SHORT TASK
Return each line of the data below exactly, omitting any pictures.

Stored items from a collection
..........
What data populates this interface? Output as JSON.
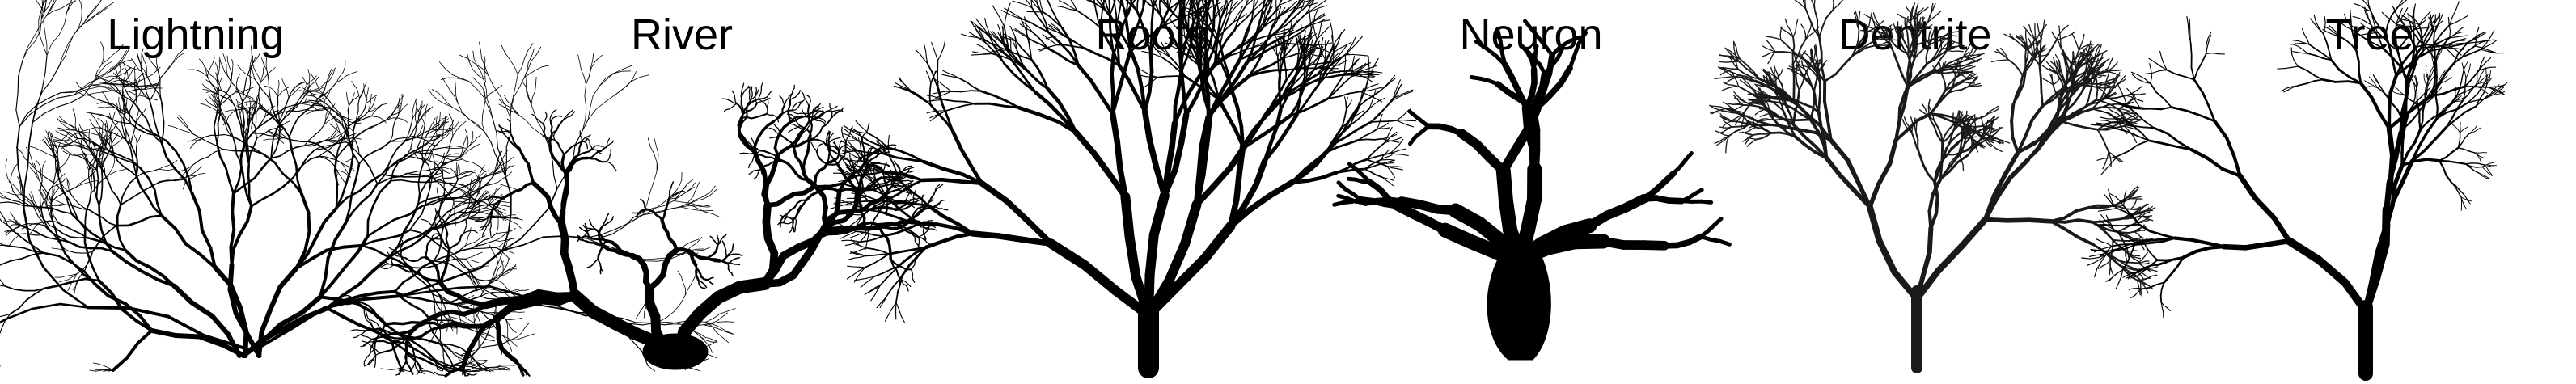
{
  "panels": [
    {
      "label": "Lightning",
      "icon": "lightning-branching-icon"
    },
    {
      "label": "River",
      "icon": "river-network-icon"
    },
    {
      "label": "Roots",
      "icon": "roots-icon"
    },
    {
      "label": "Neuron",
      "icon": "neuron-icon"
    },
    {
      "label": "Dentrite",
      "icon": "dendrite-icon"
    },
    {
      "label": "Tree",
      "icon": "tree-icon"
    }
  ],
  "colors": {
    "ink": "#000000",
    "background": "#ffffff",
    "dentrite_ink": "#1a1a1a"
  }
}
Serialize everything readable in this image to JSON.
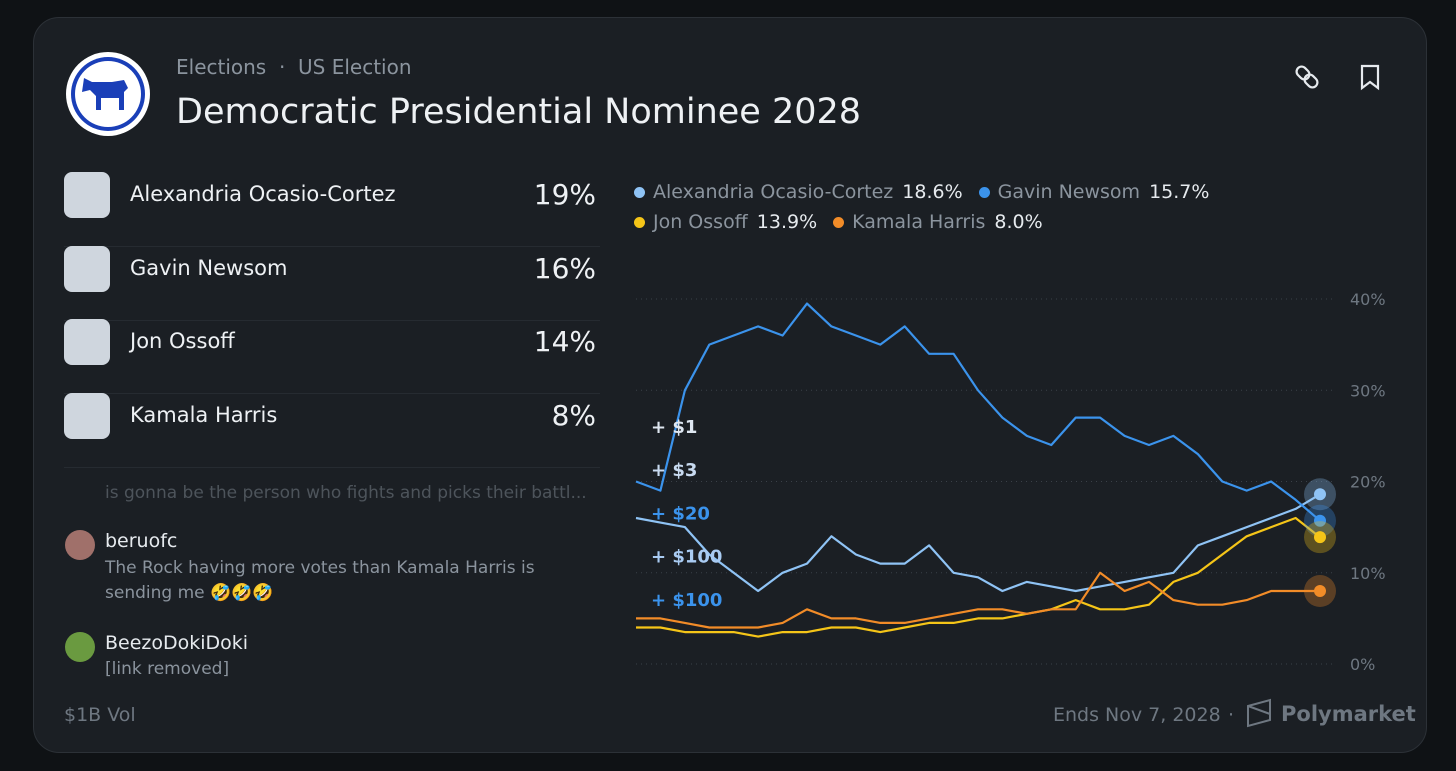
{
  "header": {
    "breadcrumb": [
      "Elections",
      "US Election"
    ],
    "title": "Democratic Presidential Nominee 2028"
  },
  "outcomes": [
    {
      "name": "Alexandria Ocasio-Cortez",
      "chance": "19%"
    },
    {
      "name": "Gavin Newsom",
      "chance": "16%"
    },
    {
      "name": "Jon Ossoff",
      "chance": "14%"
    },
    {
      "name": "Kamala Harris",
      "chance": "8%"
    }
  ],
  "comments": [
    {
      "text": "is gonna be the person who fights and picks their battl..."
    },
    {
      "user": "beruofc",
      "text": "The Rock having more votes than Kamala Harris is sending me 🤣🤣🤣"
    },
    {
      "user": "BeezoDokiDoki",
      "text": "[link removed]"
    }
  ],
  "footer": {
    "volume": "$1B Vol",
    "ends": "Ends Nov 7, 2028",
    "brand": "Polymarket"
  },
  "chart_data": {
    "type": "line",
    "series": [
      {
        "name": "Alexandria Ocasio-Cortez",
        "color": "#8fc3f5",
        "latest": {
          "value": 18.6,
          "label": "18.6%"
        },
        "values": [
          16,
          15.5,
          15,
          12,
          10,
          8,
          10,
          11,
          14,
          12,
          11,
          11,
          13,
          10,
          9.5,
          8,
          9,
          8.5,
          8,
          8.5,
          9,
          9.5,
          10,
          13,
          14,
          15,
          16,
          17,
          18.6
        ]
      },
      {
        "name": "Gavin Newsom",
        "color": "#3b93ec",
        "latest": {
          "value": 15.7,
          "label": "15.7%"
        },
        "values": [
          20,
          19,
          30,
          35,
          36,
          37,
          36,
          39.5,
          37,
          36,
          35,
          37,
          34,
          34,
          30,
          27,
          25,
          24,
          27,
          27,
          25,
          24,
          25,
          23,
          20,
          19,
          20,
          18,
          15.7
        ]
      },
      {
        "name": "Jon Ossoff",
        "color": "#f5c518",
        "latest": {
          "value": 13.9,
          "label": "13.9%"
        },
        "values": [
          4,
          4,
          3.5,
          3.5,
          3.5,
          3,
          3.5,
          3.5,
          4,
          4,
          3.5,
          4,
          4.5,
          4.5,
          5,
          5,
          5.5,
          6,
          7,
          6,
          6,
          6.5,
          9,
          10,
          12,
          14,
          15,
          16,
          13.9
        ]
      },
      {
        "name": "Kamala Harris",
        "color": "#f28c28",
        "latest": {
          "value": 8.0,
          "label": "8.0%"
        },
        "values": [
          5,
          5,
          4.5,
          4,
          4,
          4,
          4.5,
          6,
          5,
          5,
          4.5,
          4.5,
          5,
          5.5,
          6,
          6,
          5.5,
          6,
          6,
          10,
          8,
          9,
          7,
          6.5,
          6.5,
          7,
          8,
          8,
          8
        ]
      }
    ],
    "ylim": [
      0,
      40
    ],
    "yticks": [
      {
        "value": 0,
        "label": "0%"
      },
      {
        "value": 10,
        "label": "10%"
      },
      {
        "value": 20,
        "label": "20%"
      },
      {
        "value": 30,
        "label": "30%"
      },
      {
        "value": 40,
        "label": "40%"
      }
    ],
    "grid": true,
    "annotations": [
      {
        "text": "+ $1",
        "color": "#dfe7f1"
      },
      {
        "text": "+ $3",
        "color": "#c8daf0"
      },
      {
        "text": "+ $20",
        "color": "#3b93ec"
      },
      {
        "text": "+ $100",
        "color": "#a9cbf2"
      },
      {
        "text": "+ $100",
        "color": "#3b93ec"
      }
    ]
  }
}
..........
ANSWER TO THE TASK
What data populates this interface? Output as JSON.
{
  "panels": [
    {
      "label": "Lightning",
      "icon": "lightning-branching-icon"
    },
    {
      "label": "River",
      "icon": "river-network-icon"
    },
    {
      "label": "Roots",
      "icon": "roots-icon"
    },
    {
      "label": "Neuron",
      "icon": "neuron-icon"
    },
    {
      "label": "Dentrite",
      "icon": "dendrite-icon"
    },
    {
      "label": "Tree",
      "icon": "tree-icon"
    }
  ],
  "colors": {
    "ink": "#000000",
    "background": "#ffffff",
    "dentrite_ink": "#1a1a1a"
  }
}
Serialize everything readable in this image to JSON.
{
  "header": {
    "breadcrumb": [
      "Elections",
      "US Election"
    ],
    "title": "Democratic Presidential Nominee 2028"
  },
  "outcomes": [
    {
      "name": "Alexandria Ocasio-Cortez",
      "chance": "19%"
    },
    {
      "name": "Gavin Newsom",
      "chance": "16%"
    },
    {
      "name": "Jon Ossoff",
      "chance": "14%"
    },
    {
      "name": "Kamala Harris",
      "chance": "8%"
    }
  ],
  "comments": [
    {
      "text": "is gonna be the person who fights and picks their battl..."
    },
    {
      "user": "beruofc",
      "text": "The Rock having more votes than Kamala Harris is sending me 🤣🤣🤣"
    },
    {
      "user": "BeezoDokiDoki",
      "text": "[link removed]"
    }
  ],
  "footer": {
    "volume": "$1B Vol",
    "ends": "Ends Nov 7, 2028",
    "brand": "Polymarket"
  },
  "chart_data": {
    "type": "line",
    "series": [
      {
        "name": "Alexandria Ocasio-Cortez",
        "color": "#8fc3f5",
        "latest": {
          "value": 18.6,
          "label": "18.6%"
        },
        "values": [
          16,
          15.5,
          15,
          12,
          10,
          8,
          10,
          11,
          14,
          12,
          11,
          11,
          13,
          10,
          9.5,
          8,
          9,
          8.5,
          8,
          8.5,
          9,
          9.5,
          10,
          13,
          14,
          15,
          16,
          17,
          18.6
        ]
      },
      {
        "name": "Gavin Newsom",
        "color": "#3b93ec",
        "latest": {
          "value": 15.7,
          "label": "15.7%"
        },
        "values": [
          20,
          19,
          30,
          35,
          36,
          37,
          36,
          39.5,
          37,
          36,
          35,
          37,
          34,
          34,
          30,
          27,
          25,
          24,
          27,
          27,
          25,
          24,
          25,
          23,
          20,
          19,
          20,
          18,
          15.7
        ]
      },
      {
        "name": "Jon Ossoff",
        "color": "#f5c518",
        "latest": {
          "value": 13.9,
          "label": "13.9%"
        },
        "values": [
          4,
          4,
          3.5,
          3.5,
          3.5,
          3,
          3.5,
          3.5,
          4,
          4,
          3.5,
          4,
          4.5,
          4.5,
          5,
          5,
          5.5,
          6,
          7,
          6,
          6,
          6.5,
          9,
          10,
          12,
          14,
          15,
          16,
          13.9
        ]
      },
      {
        "name": "Kamala Harris",
        "color": "#f28c28",
        "latest": {
          "value": 8.0,
          "label": "8.0%"
        },
        "values": [
          5,
          5,
          4.5,
          4,
          4,
          4,
          4.5,
          6,
          5,
          5,
          4.5,
          4.5,
          5,
          5.5,
          6,
          6,
          5.5,
          6,
          6,
          10,
          8,
          9,
          7,
          6.5,
          6.5,
          7,
          8,
          8,
          8
        ]
      }
    ],
    "ylim": [
      0,
      40
    ],
    "yticks": [
      {
        "value": 0,
        "label": "0%"
      },
      {
        "value": 10,
        "label": "10%"
      },
      {
        "value": 20,
        "label": "20%"
      },
      {
        "value": 30,
        "label": "30%"
      },
      {
        "value": 40,
        "label": "40%"
      }
    ],
    "grid": true,
    "annotations": [
      {
        "text": "+ $1",
        "color": "#dfe7f1"
      },
      {
        "text": "+ $3",
        "color": "#c8daf0"
      },
      {
        "text": "+ $20",
        "color": "#3b93ec"
      },
      {
        "text": "+ $100",
        "color": "#a9cbf2"
      },
      {
        "text": "+ $100",
        "color": "#3b93ec"
      }
    ]
  }
}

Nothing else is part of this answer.